--- START OF Data for the task ---

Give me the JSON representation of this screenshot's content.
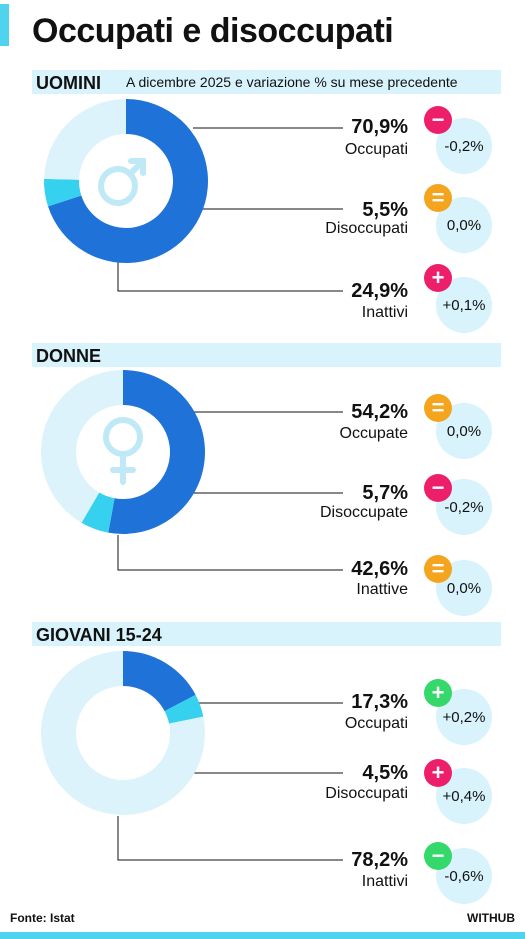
{
  "title": "Occupati e disoccupati",
  "subtitle": "A dicembre 2025 e variazione % su mese precedente",
  "source": "Fonte: Istat",
  "brand": "WITHUB",
  "colors": {
    "occupati": "#1f73d8",
    "disoccupati": "#36d1ef",
    "inattivi": "#dcf3fb",
    "badge_negative": "#ee1f6a",
    "badge_stable": "#f5a41d",
    "badge_positive_red": "#ee1f6a",
    "badge_positive_green": "#35d86a",
    "badge_negative_green": "#35d86a"
  },
  "chart_data": [
    {
      "type": "pie",
      "title": "UOMINI",
      "icon": "male-symbol-icon",
      "categories": [
        "Occupati",
        "Disoccupati",
        "Inattivi"
      ],
      "values": [
        70.9,
        5.5,
        24.9
      ],
      "labels": [
        "70,9%",
        "5,5%",
        "24,9%"
      ],
      "variations": [
        "-0,2%",
        "0,0%",
        "+0,1%"
      ],
      "badges": [
        {
          "symbol": "−",
          "color": "#ee1f6a"
        },
        {
          "symbol": "=",
          "color": "#f5a41d"
        },
        {
          "symbol": "+",
          "color": "#ee1f6a"
        }
      ]
    },
    {
      "type": "pie",
      "title": "DONNE",
      "icon": "female-symbol-icon",
      "categories": [
        "Occupate",
        "Disoccupate",
        "Inattive"
      ],
      "values": [
        54.2,
        5.7,
        42.6
      ],
      "labels": [
        "54,2%",
        "5,7%",
        "42,6%"
      ],
      "variations": [
        "0,0%",
        "-0,2%",
        "0,0%"
      ],
      "badges": [
        {
          "symbol": "=",
          "color": "#f5a41d"
        },
        {
          "symbol": "−",
          "color": "#ee1f6a"
        },
        {
          "symbol": "=",
          "color": "#f5a41d"
        }
      ]
    },
    {
      "type": "pie",
      "title": "GIOVANI 15-24",
      "icon": "",
      "categories": [
        "Occupati",
        "Disoccupati",
        "Inattivi"
      ],
      "values": [
        17.3,
        4.5,
        78.2
      ],
      "labels": [
        "17,3%",
        "4,5%",
        "78,2%"
      ],
      "variations": [
        "+0,2%",
        "+0,4%",
        "-0,6%"
      ],
      "badges": [
        {
          "symbol": "+",
          "color": "#35d86a"
        },
        {
          "symbol": "+",
          "color": "#ee1f6a"
        },
        {
          "symbol": "−",
          "color": "#35d86a"
        }
      ]
    }
  ]
}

--- END OF Data for the task ---

▸ Problem description
Reproduce the entries exactly. Do not carry over any picture.

▸ Solution to this problem
Give me the JSON representation of this screenshot's content.
{
  "title": "Occupati e disoccupati",
  "subtitle": "A dicembre 2025 e variazione % su mese precedente",
  "source": "Fonte: Istat",
  "brand": "WITHUB",
  "colors": {
    "occupati": "#1f73d8",
    "disoccupati": "#36d1ef",
    "inattivi": "#dcf3fb",
    "badge_negative": "#ee1f6a",
    "badge_stable": "#f5a41d",
    "badge_positive_red": "#ee1f6a",
    "badge_positive_green": "#35d86a",
    "badge_negative_green": "#35d86a"
  },
  "chart_data": [
    {
      "type": "pie",
      "title": "UOMINI",
      "icon": "male-symbol-icon",
      "categories": [
        "Occupati",
        "Disoccupati",
        "Inattivi"
      ],
      "values": [
        70.9,
        5.5,
        24.9
      ],
      "labels": [
        "70,9%",
        "5,5%",
        "24,9%"
      ],
      "variations": [
        "-0,2%",
        "0,0%",
        "+0,1%"
      ],
      "badges": [
        {
          "symbol": "−",
          "color": "#ee1f6a"
        },
        {
          "symbol": "=",
          "color": "#f5a41d"
        },
        {
          "symbol": "+",
          "color": "#ee1f6a"
        }
      ]
    },
    {
      "type": "pie",
      "title": "DONNE",
      "icon": "female-symbol-icon",
      "categories": [
        "Occupate",
        "Disoccupate",
        "Inattive"
      ],
      "values": [
        54.2,
        5.7,
        42.6
      ],
      "labels": [
        "54,2%",
        "5,7%",
        "42,6%"
      ],
      "variations": [
        "0,0%",
        "-0,2%",
        "0,0%"
      ],
      "badges": [
        {
          "symbol": "=",
          "color": "#f5a41d"
        },
        {
          "symbol": "−",
          "color": "#ee1f6a"
        },
        {
          "symbol": "=",
          "color": "#f5a41d"
        }
      ]
    },
    {
      "type": "pie",
      "title": "GIOVANI 15-24",
      "icon": "",
      "categories": [
        "Occupati",
        "Disoccupati",
        "Inattivi"
      ],
      "values": [
        17.3,
        4.5,
        78.2
      ],
      "labels": [
        "17,3%",
        "4,5%",
        "78,2%"
      ],
      "variations": [
        "+0,2%",
        "+0,4%",
        "-0,6%"
      ],
      "badges": [
        {
          "symbol": "+",
          "color": "#35d86a"
        },
        {
          "symbol": "+",
          "color": "#ee1f6a"
        },
        {
          "symbol": "−",
          "color": "#35d86a"
        }
      ]
    }
  ]
}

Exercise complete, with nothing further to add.